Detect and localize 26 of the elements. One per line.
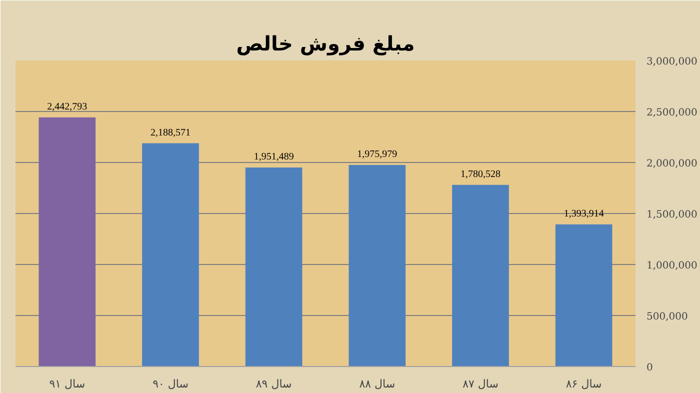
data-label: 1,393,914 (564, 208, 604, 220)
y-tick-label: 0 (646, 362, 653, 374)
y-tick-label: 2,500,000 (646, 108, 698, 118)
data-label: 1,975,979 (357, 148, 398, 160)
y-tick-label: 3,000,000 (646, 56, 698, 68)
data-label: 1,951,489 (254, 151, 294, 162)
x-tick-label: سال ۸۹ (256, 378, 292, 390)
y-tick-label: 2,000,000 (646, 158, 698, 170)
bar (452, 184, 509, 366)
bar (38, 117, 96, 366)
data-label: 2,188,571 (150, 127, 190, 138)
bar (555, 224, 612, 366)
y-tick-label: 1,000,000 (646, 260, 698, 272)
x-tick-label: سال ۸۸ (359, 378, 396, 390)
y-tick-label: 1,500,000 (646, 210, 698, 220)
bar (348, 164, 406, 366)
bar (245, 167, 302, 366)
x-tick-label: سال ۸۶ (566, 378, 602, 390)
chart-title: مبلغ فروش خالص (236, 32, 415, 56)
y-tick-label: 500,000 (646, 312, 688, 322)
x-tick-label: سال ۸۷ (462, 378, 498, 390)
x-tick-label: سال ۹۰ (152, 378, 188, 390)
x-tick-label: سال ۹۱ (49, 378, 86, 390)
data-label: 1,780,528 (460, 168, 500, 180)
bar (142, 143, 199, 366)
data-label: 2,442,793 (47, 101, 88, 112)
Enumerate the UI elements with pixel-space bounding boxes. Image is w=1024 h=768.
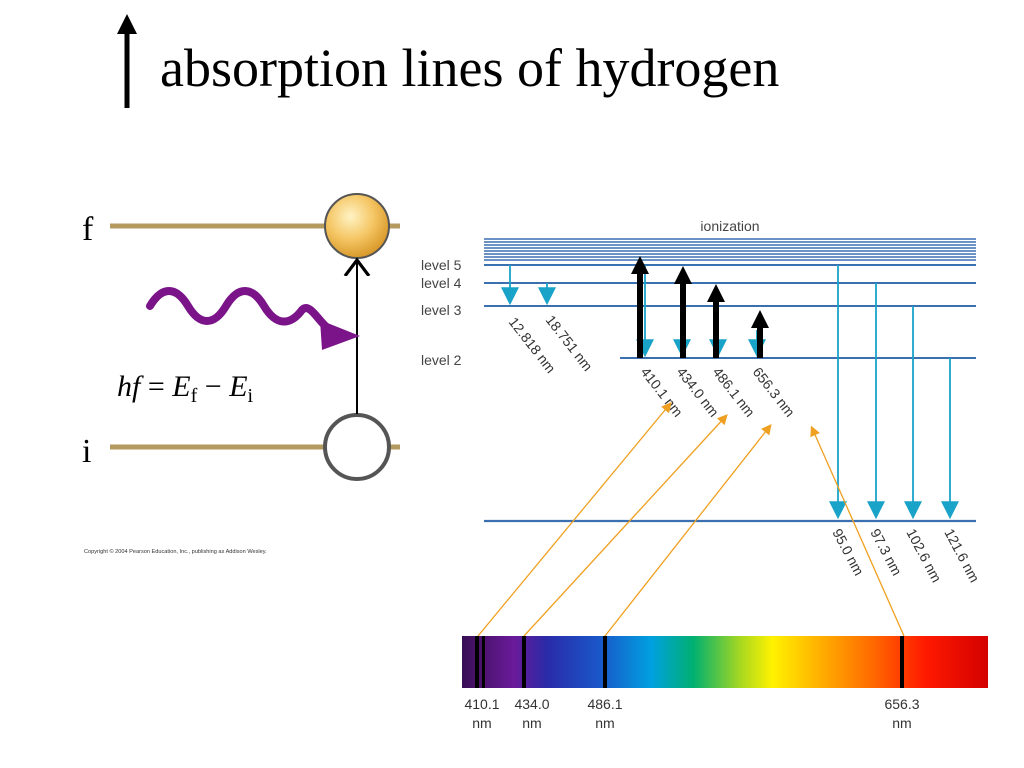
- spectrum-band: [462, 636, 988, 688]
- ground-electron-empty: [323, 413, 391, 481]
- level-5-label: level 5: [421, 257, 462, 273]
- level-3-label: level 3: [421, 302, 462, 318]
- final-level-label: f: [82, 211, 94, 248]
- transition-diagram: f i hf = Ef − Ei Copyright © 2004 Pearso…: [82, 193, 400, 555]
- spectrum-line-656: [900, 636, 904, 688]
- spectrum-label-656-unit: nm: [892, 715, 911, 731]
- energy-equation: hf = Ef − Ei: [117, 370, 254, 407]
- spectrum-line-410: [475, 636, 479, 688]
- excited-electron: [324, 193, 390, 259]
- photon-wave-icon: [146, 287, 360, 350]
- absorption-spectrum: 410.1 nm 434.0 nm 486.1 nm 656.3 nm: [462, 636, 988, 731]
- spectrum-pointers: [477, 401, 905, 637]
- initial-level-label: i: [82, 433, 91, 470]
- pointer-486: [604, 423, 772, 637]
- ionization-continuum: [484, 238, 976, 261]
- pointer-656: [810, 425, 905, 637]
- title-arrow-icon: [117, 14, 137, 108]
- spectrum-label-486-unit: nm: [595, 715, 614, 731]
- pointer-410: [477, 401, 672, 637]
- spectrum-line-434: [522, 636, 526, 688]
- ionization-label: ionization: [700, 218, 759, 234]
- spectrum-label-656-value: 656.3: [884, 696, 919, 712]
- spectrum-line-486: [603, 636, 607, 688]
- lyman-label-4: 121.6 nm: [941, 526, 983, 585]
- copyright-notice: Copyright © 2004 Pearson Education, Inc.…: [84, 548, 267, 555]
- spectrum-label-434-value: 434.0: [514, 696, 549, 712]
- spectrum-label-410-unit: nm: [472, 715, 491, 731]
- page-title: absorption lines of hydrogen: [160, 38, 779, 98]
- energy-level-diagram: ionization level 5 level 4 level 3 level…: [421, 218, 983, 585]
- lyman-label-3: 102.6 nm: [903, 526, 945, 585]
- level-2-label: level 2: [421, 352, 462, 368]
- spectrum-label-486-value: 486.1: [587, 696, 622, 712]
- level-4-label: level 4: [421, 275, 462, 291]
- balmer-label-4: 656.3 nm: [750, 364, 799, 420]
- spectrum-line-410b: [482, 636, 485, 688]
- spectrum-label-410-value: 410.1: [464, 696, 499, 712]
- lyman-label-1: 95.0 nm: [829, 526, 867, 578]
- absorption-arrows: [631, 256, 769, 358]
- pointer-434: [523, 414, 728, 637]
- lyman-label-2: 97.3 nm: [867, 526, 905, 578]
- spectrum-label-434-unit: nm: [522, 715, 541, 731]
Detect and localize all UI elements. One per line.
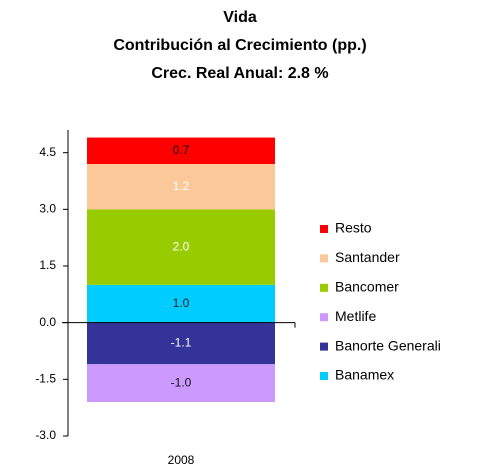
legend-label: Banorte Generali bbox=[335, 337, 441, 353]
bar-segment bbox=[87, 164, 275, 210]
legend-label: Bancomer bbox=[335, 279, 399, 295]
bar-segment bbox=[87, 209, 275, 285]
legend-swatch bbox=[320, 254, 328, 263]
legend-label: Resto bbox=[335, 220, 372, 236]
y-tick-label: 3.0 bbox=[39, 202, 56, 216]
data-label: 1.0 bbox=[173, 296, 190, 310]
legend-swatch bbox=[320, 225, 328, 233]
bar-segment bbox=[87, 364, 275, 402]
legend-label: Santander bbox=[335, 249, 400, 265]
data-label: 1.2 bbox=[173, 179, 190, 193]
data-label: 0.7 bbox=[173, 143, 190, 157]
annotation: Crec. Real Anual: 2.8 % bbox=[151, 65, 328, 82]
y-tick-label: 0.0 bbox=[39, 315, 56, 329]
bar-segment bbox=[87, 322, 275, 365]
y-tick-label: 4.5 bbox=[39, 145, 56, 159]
***
Reproduce all of the entries above, swapping every occurrence of "y-tick-label" for "y-axis-label" and changing nothing else. Omit the pictures from your answer.

- [CORRECT ANSWER]:
Detect and localize 26 of the elements. One per line.
data-label: 1,393,914 (564, 208, 604, 220)
y-axis-label: 0 (646, 362, 653, 374)
y-axis-label: 2,500,000 (646, 108, 698, 118)
data-label: 1,975,979 (357, 148, 398, 160)
y-axis-label: 3,000,000 (646, 56, 698, 68)
data-label: 1,951,489 (254, 151, 294, 162)
x-tick-label: سال ۸۹ (256, 378, 292, 390)
y-axis-label: 2,000,000 (646, 158, 698, 170)
bar (452, 184, 509, 366)
bar (38, 117, 96, 366)
data-label: 2,188,571 (150, 127, 190, 138)
bar (555, 224, 612, 366)
y-axis-label: 1,000,000 (646, 260, 698, 272)
x-tick-label: سال ۸۸ (359, 378, 396, 390)
y-axis-label: 1,500,000 (646, 210, 698, 220)
bar (348, 164, 406, 366)
bar (245, 167, 302, 366)
x-tick-label: سال ۸۶ (566, 378, 602, 390)
chart-title: مبلغ فروش خالص (236, 32, 415, 56)
y-axis-label: 500,000 (646, 312, 688, 322)
x-tick-label: سال ۸۷ (462, 378, 498, 390)
x-tick-label: سال ۹۰ (152, 378, 188, 390)
x-tick-label: سال ۹۱ (49, 378, 86, 390)
data-label: 1,780,528 (460, 168, 500, 180)
bar (142, 143, 199, 366)
data-label: 2,442,793 (47, 101, 88, 112)
Enumerate the UI elements with pixel-space bounding boxes. Image is w=1024 h=768.
- spectrum-band: [462, 636, 988, 688]
- ground-electron-empty: [323, 413, 391, 481]
- level-5-label: level 5: [421, 257, 462, 273]
- level-3-label: level 3: [421, 302, 462, 318]
- final-level-label: f: [82, 211, 94, 248]
- transition-diagram: f i hf = Ef − Ei Copyright © 2004 Pearso…: [82, 193, 400, 555]
- spectrum-line-656: [900, 636, 904, 688]
- spectrum-label-656-unit: nm: [892, 715, 911, 731]
- energy-equation: hf = Ef − Ei: [117, 370, 254, 407]
- spectrum-line-410: [475, 636, 479, 688]
- excited-electron: [324, 193, 390, 259]
- photon-wave-icon: [146, 287, 360, 350]
- absorption-spectrum: 410.1 nm 434.0 nm 486.1 nm 656.3 nm: [462, 636, 988, 731]
- spectrum-pointers: [477, 401, 905, 637]
- initial-level-label: i: [82, 433, 91, 470]
- pointer-486: [604, 423, 772, 637]
- ionization-continuum: [484, 238, 976, 261]
- pointer-656: [810, 425, 905, 637]
- title-arrow-icon: [117, 14, 137, 108]
- spectrum-label-486-unit: nm: [595, 715, 614, 731]
- pointer-410: [477, 401, 672, 637]
- spectrum-line-434: [522, 636, 526, 688]
- ionization-label: ionization: [700, 218, 759, 234]
- spectrum-label-656-value: 656.3: [884, 696, 919, 712]
- spectrum-line-486: [603, 636, 607, 688]
- lyman-label-4: 121.6 nm: [941, 526, 983, 585]
- copyright-notice: Copyright © 2004 Pearson Education, Inc.…: [84, 548, 267, 555]
- spectrum-label-434-value: 434.0: [514, 696, 549, 712]
- spectrum-label-410-unit: nm: [472, 715, 491, 731]
- page-title: absorption lines of hydrogen: [160, 38, 779, 98]
- energy-level-diagram: ionization level 5 level 4 level 3 level…: [421, 218, 983, 585]
- lyman-label-3: 102.6 nm: [903, 526, 945, 585]
- level-2-label: level 2: [421, 352, 462, 368]
- spectrum-label-486-value: 486.1: [587, 696, 622, 712]
- level-4-label: level 4: [421, 275, 462, 291]
- balmer-label-4: 656.3 nm: [750, 364, 799, 420]
- spectrum-line-410b: [482, 636, 485, 688]
- spectrum-label-410-value: 410.1: [464, 696, 499, 712]
- lyman-label-1: 95.0 nm: [829, 526, 867, 578]
- absorption-arrows: [631, 256, 769, 358]
- pointer-434: [523, 414, 728, 637]
- lyman-label-2: 97.3 nm: [867, 526, 905, 578]
- spectrum-label-434-unit: nm: [522, 715, 541, 731]
Detect and localize all UI elements. One per line.
legend-label: Banorte Generali bbox=[335, 337, 441, 353]
bar-segment bbox=[87, 164, 275, 210]
legend-label: Bancomer bbox=[335, 279, 399, 295]
bar-segment bbox=[87, 209, 275, 285]
legend-swatch bbox=[320, 254, 328, 263]
legend-label: Resto bbox=[335, 220, 372, 236]
y-axis-label: 3.0 bbox=[39, 202, 56, 216]
data-label: 1.0 bbox=[173, 296, 190, 310]
legend-swatch bbox=[320, 225, 328, 233]
bar-segment bbox=[87, 364, 275, 402]
legend-label: Santander bbox=[335, 249, 400, 265]
data-label: 1.2 bbox=[173, 179, 190, 193]
data-label: 0.7 bbox=[173, 143, 190, 157]
annotation: Crec. Real Anual: 2.8 % bbox=[151, 65, 328, 82]
y-axis-label: 0.0 bbox=[39, 315, 56, 329]
bar-segment bbox=[87, 322, 275, 365]
y-axis-label: 4.5 bbox=[39, 145, 56, 159]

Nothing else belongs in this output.